• **EXTRACT PROVIDED**:
..............................

A word of explanation: in mod_atom, each publication has URI space rooted at some path like /pubs/tim and on the server, the resource are mapped to filesystem files, with a corresponding root, for example /var/atom/pubs/tim. So there are a lot of places where you need to find the post-root part of the string; hence this routine. It could be improved, I suppose, but hey, it passes the unit tests.

The background music is In C by Terry Riley; you can get the score here and download the MP3 at last.fm. Here’s some of the music:

“In C”, by Terry Riley

Erlang · The picture, as I didn’t say (sorry), is of Joe Armstrong, one of the designers of Erlang and its chief evangelist. Here’s the code fragment:

counter_loop(Count) ->
    receive
        { incr } ->
            counter_loop(Count + 1);
        { report, To } ->
            To ! { count, Count },
            counter_loop(Count)
    end.

Scala · That blog I mentioned is Graceless Failures; note that the gracefully-typeset title is text, not a graphic; tasty! I actually misled the audience; while it’s common knowledge that some of the Twitter engineers are working with Scala, I actually don’t have the slightest idea what, specifically, they’re doing with it.

Static and Dynamic · The pro-static-typing excerpt is from Karsten Wagner’s Static vs ‘dynamic typing’, part 2: The personality-factor, and the quote about preventing failures and successes was from Sean McGrath’s Jython Webapp Tutorial - Part 1 - Writing Servlets in Jython; but further research suggests that it first appeared in Ned Batchelder’s On static typing.

..............................

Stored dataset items
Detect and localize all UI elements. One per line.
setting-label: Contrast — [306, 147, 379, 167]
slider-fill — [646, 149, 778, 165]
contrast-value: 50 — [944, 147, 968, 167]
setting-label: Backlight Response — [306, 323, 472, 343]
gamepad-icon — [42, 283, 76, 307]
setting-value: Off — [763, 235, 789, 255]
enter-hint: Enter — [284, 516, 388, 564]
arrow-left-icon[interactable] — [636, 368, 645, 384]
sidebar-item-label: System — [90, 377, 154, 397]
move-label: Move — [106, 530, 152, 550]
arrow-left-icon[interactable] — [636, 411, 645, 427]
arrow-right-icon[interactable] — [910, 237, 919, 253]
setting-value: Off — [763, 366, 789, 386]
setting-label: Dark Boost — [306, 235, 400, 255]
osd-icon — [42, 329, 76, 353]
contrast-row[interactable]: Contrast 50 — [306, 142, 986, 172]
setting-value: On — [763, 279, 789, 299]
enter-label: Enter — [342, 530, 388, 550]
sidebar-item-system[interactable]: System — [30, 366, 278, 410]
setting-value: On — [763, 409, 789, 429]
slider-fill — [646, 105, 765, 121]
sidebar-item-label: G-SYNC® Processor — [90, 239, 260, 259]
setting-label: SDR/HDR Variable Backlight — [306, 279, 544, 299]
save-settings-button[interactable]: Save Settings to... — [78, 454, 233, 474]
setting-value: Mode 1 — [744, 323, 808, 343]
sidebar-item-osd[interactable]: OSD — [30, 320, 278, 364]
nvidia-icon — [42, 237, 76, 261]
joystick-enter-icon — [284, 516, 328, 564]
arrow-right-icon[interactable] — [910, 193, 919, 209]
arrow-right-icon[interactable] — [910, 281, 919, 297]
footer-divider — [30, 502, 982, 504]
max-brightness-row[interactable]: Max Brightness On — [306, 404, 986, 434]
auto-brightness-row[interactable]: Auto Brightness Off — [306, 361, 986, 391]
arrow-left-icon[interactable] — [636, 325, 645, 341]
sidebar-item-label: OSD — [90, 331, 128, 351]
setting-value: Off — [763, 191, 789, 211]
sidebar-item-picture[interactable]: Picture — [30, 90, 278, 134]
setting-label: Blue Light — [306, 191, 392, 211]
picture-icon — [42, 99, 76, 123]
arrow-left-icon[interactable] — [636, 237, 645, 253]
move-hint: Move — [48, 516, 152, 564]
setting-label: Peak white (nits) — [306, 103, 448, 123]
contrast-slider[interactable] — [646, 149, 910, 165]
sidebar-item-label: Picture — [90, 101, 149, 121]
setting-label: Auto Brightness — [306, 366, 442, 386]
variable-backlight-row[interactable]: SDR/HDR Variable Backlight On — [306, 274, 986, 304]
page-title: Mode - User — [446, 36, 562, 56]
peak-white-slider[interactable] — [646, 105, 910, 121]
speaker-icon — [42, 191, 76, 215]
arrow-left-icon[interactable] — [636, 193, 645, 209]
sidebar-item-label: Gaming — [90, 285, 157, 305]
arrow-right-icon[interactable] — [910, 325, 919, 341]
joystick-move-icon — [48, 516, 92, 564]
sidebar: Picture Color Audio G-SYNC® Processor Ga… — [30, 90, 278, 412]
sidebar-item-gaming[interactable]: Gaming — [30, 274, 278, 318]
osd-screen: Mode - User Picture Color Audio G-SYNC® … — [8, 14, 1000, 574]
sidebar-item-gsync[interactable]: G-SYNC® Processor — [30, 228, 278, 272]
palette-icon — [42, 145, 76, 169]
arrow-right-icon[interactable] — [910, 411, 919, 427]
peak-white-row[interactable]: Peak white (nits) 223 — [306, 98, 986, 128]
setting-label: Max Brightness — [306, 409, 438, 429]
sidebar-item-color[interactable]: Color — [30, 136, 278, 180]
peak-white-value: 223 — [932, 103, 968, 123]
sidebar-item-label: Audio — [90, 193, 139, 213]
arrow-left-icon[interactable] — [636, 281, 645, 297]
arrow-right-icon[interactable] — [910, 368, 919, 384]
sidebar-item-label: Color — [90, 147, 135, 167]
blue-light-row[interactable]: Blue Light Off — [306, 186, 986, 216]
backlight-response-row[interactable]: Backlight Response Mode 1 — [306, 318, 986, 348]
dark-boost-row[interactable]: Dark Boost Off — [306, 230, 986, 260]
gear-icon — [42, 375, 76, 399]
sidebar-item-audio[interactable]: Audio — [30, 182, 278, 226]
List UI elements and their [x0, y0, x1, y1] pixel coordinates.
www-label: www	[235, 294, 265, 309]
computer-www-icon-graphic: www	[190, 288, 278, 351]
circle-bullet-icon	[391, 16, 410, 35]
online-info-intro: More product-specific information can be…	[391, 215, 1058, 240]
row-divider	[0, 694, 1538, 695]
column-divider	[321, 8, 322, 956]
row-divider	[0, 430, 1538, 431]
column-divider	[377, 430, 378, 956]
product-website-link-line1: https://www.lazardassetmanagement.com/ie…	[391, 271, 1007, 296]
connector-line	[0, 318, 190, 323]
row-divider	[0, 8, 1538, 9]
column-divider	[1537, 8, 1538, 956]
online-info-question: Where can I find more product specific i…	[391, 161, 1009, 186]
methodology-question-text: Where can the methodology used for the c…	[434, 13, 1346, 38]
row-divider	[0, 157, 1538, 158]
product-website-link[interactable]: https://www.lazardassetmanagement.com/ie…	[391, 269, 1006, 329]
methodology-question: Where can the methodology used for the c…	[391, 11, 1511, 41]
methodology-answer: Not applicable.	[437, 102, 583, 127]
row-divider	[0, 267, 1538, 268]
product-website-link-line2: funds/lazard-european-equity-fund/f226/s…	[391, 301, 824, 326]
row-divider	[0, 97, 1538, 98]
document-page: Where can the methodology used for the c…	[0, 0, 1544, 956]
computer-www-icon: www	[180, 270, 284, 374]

..............................

• **STUDY QUESTIONS**:
1: Answer these from the extract:
(a) In mod_atom, what example filesystem root corresponds to a publication rooted at /pubs/tim?
(b) Which piece of background music is named, and who composed it?
(c) Where does further research suggest the quote about preventing failures and successes first appeared?
2: Reproduce the part of the extract starting at "Scala · That" and ending at "doing with it.".

• **TASK-BY-TASK RESULTS**:
1:
(a) /var/atom/pubs/tim
(b) "In C" by Terry Riley
(c) In Ned Batchelder's On static typing

2:
Scala · That blog I mentioned is Graceless Failures; note that the gracefully-typeset title is text, not a graphic; tasty! I actually misled the audience; while it’s common knowledge that some of the Twitter engineers are working with Scala, I actually don’t have the slightest idea what, specifically, they’re doing with it.